Exactly reproduce each record listed below.

══════════════════════════════

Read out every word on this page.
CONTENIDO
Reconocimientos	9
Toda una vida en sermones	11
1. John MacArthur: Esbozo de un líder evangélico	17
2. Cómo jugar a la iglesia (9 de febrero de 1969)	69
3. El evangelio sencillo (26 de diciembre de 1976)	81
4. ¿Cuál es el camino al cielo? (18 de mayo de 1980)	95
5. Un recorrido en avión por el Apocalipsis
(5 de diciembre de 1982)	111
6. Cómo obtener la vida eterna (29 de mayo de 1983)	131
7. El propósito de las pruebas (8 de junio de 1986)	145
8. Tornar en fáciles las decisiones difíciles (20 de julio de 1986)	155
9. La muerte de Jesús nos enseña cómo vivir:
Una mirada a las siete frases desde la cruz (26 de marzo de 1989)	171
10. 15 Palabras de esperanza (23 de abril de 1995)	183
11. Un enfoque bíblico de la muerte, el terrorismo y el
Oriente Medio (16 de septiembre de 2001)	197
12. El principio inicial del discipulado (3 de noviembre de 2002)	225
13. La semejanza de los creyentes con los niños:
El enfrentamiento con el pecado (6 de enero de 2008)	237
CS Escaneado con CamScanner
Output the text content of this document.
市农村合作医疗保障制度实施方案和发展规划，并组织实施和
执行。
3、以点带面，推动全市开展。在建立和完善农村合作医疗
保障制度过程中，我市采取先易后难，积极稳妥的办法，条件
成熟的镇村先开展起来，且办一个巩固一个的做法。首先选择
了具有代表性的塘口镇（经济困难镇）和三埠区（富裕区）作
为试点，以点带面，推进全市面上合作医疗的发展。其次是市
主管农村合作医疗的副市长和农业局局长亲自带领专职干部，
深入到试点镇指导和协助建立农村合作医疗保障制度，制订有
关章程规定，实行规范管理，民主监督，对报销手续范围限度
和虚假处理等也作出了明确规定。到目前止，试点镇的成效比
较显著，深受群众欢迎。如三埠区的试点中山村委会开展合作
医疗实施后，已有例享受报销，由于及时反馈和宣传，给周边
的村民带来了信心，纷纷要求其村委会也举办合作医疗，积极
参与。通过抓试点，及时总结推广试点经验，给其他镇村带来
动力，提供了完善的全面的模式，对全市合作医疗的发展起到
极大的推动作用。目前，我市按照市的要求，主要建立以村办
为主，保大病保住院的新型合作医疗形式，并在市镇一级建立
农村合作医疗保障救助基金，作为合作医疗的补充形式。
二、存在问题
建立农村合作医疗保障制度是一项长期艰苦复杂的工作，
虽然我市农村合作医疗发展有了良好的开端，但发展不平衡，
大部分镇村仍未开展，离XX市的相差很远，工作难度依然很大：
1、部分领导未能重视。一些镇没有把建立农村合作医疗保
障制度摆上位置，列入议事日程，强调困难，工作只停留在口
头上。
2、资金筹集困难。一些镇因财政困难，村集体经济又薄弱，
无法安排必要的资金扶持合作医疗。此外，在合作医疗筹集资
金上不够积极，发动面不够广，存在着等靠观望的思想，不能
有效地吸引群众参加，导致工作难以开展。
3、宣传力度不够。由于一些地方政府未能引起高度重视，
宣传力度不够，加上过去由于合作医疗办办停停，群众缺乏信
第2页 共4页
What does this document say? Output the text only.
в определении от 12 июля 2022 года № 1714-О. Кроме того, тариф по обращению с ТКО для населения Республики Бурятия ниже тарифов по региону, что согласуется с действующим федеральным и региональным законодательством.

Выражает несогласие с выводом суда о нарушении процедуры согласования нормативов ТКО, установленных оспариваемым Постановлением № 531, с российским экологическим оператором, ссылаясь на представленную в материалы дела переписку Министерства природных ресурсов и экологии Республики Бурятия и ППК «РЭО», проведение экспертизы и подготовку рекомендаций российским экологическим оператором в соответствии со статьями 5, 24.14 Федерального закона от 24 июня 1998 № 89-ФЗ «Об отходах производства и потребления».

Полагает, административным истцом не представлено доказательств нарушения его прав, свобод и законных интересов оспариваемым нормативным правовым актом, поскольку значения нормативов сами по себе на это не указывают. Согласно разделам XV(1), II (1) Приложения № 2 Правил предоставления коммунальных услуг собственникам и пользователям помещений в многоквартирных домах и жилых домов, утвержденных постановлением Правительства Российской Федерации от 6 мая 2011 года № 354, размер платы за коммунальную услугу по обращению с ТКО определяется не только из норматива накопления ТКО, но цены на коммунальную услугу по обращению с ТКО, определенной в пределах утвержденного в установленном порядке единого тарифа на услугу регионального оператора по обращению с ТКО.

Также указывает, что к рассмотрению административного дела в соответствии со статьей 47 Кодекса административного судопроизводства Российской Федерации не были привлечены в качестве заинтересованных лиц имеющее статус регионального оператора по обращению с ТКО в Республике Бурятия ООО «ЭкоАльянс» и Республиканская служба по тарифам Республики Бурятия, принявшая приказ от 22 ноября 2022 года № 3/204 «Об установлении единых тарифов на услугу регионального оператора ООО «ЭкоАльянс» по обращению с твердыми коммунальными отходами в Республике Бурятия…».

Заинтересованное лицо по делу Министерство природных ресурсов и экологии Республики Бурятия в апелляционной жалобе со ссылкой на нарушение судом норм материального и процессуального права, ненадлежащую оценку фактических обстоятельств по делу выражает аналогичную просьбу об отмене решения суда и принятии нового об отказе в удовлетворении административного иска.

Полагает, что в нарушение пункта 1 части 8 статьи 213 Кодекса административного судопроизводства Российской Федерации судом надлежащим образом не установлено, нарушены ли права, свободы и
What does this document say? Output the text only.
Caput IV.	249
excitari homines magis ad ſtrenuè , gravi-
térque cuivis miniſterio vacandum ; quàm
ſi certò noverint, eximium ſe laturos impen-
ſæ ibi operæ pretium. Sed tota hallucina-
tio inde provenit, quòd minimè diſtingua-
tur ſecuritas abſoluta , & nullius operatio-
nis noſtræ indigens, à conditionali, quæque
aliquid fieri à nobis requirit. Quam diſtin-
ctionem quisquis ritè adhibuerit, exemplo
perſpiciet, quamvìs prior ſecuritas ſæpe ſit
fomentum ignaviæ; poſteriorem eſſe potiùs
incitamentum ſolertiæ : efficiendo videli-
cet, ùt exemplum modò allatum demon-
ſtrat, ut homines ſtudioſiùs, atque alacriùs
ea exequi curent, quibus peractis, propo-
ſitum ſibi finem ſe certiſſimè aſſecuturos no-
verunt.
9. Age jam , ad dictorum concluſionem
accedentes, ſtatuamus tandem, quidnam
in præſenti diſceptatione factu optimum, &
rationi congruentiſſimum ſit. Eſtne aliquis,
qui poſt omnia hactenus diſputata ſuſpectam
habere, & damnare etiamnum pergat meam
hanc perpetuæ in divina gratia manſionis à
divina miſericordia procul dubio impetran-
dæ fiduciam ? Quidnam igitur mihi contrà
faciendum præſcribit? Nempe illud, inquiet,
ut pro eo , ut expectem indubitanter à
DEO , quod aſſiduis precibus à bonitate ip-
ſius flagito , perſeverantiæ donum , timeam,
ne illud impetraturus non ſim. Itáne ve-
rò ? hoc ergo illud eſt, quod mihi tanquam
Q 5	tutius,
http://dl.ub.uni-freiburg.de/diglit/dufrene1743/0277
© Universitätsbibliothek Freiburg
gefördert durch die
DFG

══════════════════════════════

Response for this exercise =>
Read out every word on this page.
CONTENIDO
Reconocimientos	9
Toda una vida en sermones	11
1. John MacArthur: Esbozo de un líder evangélico	17
2. Cómo jugar a la iglesia (9 de febrero de 1969)	69
3. El evangelio sencillo (26 de diciembre de 1976)	81
4. ¿Cuál es el camino al cielo? (18 de mayo de 1980)	95
5. Un recorrido en avión por el Apocalipsis
(5 de diciembre de 1982)	111
6. Cómo obtener la vida eterna (29 de mayo de 1983)	131
7. El propósito de las pruebas (8 de junio de 1986)	145
8. Tornar en fáciles las decisiones difíciles (20 de julio de 1986)	155
9. La muerte de Jesús nos enseña cómo vivir:
Una mirada a las siete frases desde la cruz (26 de marzo de 1989)	171
10. 15 Palabras de esperanza (23 de abril de 1995)	183
11. Un enfoque bíblico de la muerte, el terrorismo y el
Oriente Medio (16 de septiembre de 2001)	197
12. El principio inicial del discipulado (3 de noviembre de 2002)	225
13. La semejanza de los creyentes con los niños:
El enfrentamiento con el pecado (6 de enero de 2008)	237
CS Escaneado con CamScanner
Output the text content of this document.
市农村合作医疗保障制度实施方案和发展规划，并组织实施和
执行。
3、以点带面，推动全市开展。在建立和完善农村合作医疗
保障制度过程中，我市采取先易后难，积极稳妥的办法，条件
成熟的镇村先开展起来，且办一个巩固一个的做法。首先选择
了具有代表性的塘口镇（经济困难镇）和三埠区（富裕区）作
为试点，以点带面，推进全市面上合作医疗的发展。其次是市
主管农村合作医疗的副市长和农业局局长亲自带领专职干部，
深入到试点镇指导和协助建立农村合作医疗保障制度，制订有
关章程规定，实行规范管理，民主监督，对报销手续范围限度
和虚假处理等也作出了明确规定。到目前止，试点镇的成效比
较显著，深受群众欢迎。如三埠区的试点中山村委会开展合作
医疗实施后，已有例享受报销，由于及时反馈和宣传，给周边
的村民带来了信心，纷纷要求其村委会也举办合作医疗，积极
参与。通过抓试点，及时总结推广试点经验，给其他镇村带来
动力，提供了完善的全面的模式，对全市合作医疗的发展起到
极大的推动作用。目前，我市按照市的要求，主要建立以村办
为主，保大病保住院的新型合作医疗形式，并在市镇一级建立
农村合作医疗保障救助基金，作为合作医疗的补充形式。
二、存在问题
建立农村合作医疗保障制度是一项长期艰苦复杂的工作，
虽然我市农村合作医疗发展有了良好的开端，但发展不平衡，
大部分镇村仍未开展，离XX市的相差很远，工作难度依然很大：
1、部分领导未能重视。一些镇没有把建立农村合作医疗保
障制度摆上位置，列入议事日程，强调困难，工作只停留在口
头上。
2、资金筹集困难。一些镇因财政困难，村集体经济又薄弱，
无法安排必要的资金扶持合作医疗。此外，在合作医疗筹集资
金上不够积极，发动面不够广，存在着等靠观望的思想，不能
有效地吸引群众参加，导致工作难以开展。
3、宣传力度不够。由于一些地方政府未能引起高度重视，
宣传力度不够，加上过去由于合作医疗办办停停，群众缺乏信
第2页 共4页
What does this document say? Output the text only.
в определении от 12 июля 2022 года № 1714-О. Кроме того, тариф по обращению с ТКО для населения Республики Бурятия ниже тарифов по региону, что согласуется с действующим федеральным и региональным законодательством.

Выражает несогласие с выводом суда о нарушении процедуры согласования нормативов ТКО, установленных оспариваемым Постановлением № 531, с российским экологическим оператором, ссылаясь на представленную в материалы дела переписку Министерства природных ресурсов и экологии Республики Бурятия и ППК «РЭО», проведение экспертизы и подготовку рекомендаций российским экологическим оператором в соответствии со статьями 5, 24.14 Федерального закона от 24 июня 1998 № 89-ФЗ «Об отходах производства и потребления».

Полагает, административным истцом не представлено доказательств нарушения его прав, свобод и законных интересов оспариваемым нормативным правовым актом, поскольку значения нормативов сами по себе на это не указывают. Согласно разделам XV(1), II (1) Приложения № 2 Правил предоставления коммунальных услуг собственникам и пользователям помещений в многоквартирных домах и жилых домов, утвержденных постановлением Правительства Российской Федерации от 6 мая 2011 года № 354, размер платы за коммунальную услугу по обращению с ТКО определяется не только из норматива накопления ТКО, но цены на коммунальную услугу по обращению с ТКО, определенной в пределах утвержденного в установленном порядке единого тарифа на услугу регионального оператора по обращению с ТКО.

Также указывает, что к рассмотрению административного дела в соответствии со статьей 47 Кодекса административного судопроизводства Российской Федерации не были привлечены в качестве заинтересованных лиц имеющее статус регионального оператора по обращению с ТКО в Республике Бурятия ООО «ЭкоАльянс» и Республиканская служба по тарифам Республики Бурятия, принявшая приказ от 22 ноября 2022 года № 3/204 «Об установлении единых тарифов на услугу регионального оператора ООО «ЭкоАльянс» по обращению с твердыми коммунальными отходами в Республике Бурятия…».

Заинтересованное лицо по делу Министерство природных ресурсов и экологии Республики Бурятия в апелляционной жалобе со ссылкой на нарушение судом норм материального и процессуального права, ненадлежащую оценку фактических обстоятельств по делу выражает аналогичную просьбу об отмене решения суда и принятии нового об отказе в удовлетворении административного иска.

Полагает, что в нарушение пункта 1 части 8 статьи 213 Кодекса административного судопроизводства Российской Федерации судом надлежащим образом не установлено, нарушены ли права, свободы и
What does this document say? Output the text only.
Caput IV.	249
excitari homines magis ad ſtrenuè , gravi-
térque cuivis miniſterio vacandum ; quàm
ſi certò noverint, eximium ſe laturos impen-
ſæ ibi operæ pretium. Sed tota hallucina-
tio inde provenit, quòd minimè diſtingua-
tur ſecuritas abſoluta , & nullius operatio-
nis noſtræ indigens, à conditionali, quæque
aliquid fieri à nobis requirit. Quam diſtin-
ctionem quisquis ritè adhibuerit, exemplo
perſpiciet, quamvìs prior ſecuritas ſæpe ſit
fomentum ignaviæ; poſteriorem eſſe potiùs
incitamentum ſolertiæ : efficiendo videli-
cet, ùt exemplum modò allatum demon-
ſtrat, ut homines ſtudioſiùs, atque alacriùs
ea exequi curent, quibus peractis, propo-
ſitum ſibi finem ſe certiſſimè aſſecuturos no-
verunt.
9. Age jam , ad dictorum concluſionem
accedentes, ſtatuamus tandem, quidnam
in præſenti diſceptatione factu optimum, &
rationi congruentiſſimum ſit. Eſtne aliquis,
qui poſt omnia hactenus diſputata ſuſpectam
habere, & damnare etiamnum pergat meam
hanc perpetuæ in divina gratia manſionis à
divina miſericordia procul dubio impetran-
dæ fiduciam ? Quidnam igitur mihi contrà
faciendum præſcribit? Nempe illud, inquiet,
ut pro eo , ut expectem indubitanter à
DEO , quod aſſiduis precibus à bonitate ip-
ſius flagito , perſeverantiæ donum , timeam,
ne illud impetraturus non ſim. Itáne ve-
rò ? hoc ergo illud eſt, quod mihi tanquam
Q 5	tutius,
http://dl.ub.uni-freiburg.de/diglit/dufrene1743/0277
© Universitätsbibliothek Freiburg
gefördert durch die
DFG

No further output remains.